[Extracted entries]
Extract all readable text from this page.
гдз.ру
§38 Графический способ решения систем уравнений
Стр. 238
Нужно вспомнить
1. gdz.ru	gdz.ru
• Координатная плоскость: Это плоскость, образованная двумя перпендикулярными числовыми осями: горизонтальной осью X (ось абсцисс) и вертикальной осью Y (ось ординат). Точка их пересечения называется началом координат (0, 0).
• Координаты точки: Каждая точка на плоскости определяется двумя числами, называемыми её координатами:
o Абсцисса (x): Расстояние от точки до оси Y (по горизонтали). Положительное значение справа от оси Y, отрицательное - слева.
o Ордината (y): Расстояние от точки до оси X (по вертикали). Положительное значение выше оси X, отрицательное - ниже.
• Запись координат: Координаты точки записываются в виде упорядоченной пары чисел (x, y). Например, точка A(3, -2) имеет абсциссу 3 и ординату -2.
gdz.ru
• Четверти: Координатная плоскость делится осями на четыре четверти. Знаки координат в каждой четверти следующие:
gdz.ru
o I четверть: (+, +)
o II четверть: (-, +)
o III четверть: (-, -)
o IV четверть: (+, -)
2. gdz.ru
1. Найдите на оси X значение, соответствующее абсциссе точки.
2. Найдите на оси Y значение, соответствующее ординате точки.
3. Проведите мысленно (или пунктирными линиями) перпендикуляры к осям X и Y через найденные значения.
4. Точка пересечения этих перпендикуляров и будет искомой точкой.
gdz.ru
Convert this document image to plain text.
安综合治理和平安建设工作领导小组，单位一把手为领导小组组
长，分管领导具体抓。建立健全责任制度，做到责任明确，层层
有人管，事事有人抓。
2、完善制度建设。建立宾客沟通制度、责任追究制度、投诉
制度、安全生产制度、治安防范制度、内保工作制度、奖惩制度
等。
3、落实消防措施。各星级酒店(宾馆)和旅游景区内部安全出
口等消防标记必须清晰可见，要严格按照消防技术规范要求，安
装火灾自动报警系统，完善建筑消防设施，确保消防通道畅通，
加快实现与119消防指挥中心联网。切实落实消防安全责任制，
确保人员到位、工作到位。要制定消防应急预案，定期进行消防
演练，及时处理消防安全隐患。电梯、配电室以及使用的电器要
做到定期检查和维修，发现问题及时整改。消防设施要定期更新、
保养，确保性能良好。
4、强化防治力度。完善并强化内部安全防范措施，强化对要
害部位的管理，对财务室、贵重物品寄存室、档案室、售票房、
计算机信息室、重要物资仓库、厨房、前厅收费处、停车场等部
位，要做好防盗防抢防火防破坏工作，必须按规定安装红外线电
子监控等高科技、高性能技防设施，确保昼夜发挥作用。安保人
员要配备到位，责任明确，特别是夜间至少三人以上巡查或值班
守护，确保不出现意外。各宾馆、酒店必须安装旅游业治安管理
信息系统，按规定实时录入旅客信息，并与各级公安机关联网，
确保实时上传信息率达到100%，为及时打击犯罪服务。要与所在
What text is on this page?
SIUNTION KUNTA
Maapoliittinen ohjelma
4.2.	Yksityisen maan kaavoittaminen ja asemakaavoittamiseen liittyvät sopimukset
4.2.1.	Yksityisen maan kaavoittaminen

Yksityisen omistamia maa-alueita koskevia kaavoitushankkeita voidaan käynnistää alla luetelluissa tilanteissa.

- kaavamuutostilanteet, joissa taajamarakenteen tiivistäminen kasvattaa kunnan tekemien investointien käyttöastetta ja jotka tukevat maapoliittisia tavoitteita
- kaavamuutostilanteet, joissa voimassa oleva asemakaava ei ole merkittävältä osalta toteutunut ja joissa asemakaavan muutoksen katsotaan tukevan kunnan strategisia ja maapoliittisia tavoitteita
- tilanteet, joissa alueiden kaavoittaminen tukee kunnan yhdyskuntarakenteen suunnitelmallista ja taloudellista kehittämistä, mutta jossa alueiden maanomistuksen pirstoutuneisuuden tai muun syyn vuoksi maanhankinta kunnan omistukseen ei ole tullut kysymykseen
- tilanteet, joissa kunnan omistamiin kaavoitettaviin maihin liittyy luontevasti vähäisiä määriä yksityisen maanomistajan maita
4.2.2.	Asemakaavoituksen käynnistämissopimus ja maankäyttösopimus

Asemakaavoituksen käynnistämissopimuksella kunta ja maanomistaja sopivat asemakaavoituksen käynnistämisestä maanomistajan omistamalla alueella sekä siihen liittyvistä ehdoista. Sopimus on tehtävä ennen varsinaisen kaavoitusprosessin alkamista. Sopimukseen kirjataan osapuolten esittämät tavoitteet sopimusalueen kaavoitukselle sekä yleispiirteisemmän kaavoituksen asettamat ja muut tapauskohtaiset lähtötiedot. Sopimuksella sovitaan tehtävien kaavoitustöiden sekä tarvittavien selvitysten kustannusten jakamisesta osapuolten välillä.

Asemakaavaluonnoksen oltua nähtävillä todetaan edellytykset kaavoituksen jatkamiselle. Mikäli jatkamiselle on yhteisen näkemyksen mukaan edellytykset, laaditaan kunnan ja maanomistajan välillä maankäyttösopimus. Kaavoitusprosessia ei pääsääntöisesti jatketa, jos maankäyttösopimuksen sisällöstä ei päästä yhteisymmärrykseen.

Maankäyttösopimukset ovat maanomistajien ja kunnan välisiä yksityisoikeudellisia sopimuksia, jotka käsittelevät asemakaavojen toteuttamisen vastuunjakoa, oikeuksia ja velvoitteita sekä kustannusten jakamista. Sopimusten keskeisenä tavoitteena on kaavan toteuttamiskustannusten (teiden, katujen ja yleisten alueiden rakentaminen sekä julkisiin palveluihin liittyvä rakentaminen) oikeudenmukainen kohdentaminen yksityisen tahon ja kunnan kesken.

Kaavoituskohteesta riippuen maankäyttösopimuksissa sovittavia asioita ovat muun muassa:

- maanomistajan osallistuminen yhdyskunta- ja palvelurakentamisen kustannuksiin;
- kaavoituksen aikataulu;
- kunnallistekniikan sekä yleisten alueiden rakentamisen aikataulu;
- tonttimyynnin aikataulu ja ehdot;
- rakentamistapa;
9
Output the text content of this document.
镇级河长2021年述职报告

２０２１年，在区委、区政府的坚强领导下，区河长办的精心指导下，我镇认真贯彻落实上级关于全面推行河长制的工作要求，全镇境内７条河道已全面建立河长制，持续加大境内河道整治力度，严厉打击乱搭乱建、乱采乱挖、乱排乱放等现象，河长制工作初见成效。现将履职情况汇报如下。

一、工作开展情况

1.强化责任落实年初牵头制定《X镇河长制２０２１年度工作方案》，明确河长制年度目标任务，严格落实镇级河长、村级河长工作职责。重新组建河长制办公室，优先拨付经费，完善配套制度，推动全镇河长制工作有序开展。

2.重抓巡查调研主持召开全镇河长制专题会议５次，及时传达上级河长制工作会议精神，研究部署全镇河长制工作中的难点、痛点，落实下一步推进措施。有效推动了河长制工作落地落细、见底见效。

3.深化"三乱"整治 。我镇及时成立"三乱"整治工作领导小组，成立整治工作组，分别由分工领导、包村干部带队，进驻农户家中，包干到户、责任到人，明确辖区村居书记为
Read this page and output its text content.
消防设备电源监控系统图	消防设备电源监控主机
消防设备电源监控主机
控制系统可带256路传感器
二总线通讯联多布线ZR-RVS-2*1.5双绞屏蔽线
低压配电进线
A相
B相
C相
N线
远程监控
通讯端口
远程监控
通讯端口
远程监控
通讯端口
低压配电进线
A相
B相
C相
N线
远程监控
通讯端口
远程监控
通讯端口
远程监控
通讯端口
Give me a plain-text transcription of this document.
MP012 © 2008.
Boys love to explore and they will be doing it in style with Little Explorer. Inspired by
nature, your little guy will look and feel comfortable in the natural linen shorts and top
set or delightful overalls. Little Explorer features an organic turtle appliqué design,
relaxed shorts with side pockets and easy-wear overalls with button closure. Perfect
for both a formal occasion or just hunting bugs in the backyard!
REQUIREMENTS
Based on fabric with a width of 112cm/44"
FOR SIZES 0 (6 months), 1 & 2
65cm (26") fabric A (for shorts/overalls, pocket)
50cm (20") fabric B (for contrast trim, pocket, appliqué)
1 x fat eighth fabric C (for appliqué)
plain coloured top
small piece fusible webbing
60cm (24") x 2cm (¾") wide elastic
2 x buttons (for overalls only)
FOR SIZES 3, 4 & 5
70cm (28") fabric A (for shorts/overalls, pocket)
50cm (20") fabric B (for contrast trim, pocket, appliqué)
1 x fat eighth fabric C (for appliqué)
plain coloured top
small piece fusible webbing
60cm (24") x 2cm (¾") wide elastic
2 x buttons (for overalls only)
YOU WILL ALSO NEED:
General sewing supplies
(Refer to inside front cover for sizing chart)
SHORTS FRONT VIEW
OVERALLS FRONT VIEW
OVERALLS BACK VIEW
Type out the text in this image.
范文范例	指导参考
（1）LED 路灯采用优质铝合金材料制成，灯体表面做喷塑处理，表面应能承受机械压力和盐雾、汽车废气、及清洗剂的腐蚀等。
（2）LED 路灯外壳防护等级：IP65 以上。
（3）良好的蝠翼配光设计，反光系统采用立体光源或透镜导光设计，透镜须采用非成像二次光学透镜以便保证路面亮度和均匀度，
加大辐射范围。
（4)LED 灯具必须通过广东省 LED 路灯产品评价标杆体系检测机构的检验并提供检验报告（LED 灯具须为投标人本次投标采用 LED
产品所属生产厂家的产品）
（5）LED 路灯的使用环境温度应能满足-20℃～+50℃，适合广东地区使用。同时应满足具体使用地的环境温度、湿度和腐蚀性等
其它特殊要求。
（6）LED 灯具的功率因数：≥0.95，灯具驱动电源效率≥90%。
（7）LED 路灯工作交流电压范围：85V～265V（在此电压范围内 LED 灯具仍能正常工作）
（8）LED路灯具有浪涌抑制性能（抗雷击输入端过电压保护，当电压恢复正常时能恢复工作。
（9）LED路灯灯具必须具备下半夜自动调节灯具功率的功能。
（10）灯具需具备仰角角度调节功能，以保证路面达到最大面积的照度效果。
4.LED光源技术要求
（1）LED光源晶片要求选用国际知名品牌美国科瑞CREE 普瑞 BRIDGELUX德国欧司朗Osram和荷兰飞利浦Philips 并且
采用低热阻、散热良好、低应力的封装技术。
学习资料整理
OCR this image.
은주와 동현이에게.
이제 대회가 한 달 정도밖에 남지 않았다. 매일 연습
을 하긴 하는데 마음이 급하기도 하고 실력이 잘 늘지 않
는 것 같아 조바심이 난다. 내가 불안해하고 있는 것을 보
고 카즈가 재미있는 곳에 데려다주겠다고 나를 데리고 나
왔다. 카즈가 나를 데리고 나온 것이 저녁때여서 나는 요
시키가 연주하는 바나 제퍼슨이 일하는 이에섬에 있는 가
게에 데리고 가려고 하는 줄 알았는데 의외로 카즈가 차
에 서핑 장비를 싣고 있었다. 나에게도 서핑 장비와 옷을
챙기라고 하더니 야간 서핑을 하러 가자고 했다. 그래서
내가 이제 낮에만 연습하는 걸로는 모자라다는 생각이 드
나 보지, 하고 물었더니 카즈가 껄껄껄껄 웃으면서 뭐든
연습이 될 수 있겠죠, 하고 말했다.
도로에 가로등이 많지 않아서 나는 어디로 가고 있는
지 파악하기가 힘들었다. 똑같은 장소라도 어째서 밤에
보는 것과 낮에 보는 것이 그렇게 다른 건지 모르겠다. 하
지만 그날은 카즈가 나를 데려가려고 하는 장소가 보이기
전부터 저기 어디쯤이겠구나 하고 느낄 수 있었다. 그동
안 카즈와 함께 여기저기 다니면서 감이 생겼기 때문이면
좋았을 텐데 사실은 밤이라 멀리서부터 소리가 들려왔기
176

[Problem] Extract every line from the one containing "OCR this image." through the last line of the data, inclusive, exactly as written.

[Solution to this problem]
OCR this image.
은주와 동현이에게.
이제 대회가 한 달 정도밖에 남지 않았다. 매일 연습
을 하긴 하는데 마음이 급하기도 하고 실력이 잘 늘지 않
는 것 같아 조바심이 난다. 내가 불안해하고 있는 것을 보
고 카즈가 재미있는 곳에 데려다주겠다고 나를 데리고 나
왔다. 카즈가 나를 데리고 나온 것이 저녁때여서 나는 요
시키가 연주하는 바나 제퍼슨이 일하는 이에섬에 있는 가
게에 데리고 가려고 하는 줄 알았는데 의외로 카즈가 차
에 서핑 장비를 싣고 있었다. 나에게도 서핑 장비와 옷을
챙기라고 하더니 야간 서핑을 하러 가자고 했다. 그래서
내가 이제 낮에만 연습하는 걸로는 모자라다는 생각이 드
나 보지, 하고 물었더니 카즈가 껄껄껄껄 웃으면서 뭐든
연습이 될 수 있겠죠, 하고 말했다.
도로에 가로등이 많지 않아서 나는 어디로 가고 있는
지 파악하기가 힘들었다. 똑같은 장소라도 어째서 밤에
보는 것과 낮에 보는 것이 그렇게 다른 건지 모르겠다. 하
지만 그날은 카즈가 나를 데려가려고 하는 장소가 보이기
전부터 저기 어디쯤이겠구나 하고 느낄 수 있었다. 그동
안 카즈와 함께 여기저기 다니면서 감이 생겼기 때문이면
좋았을 텐데 사실은 밤이라 멀리서부터 소리가 들려왔기
176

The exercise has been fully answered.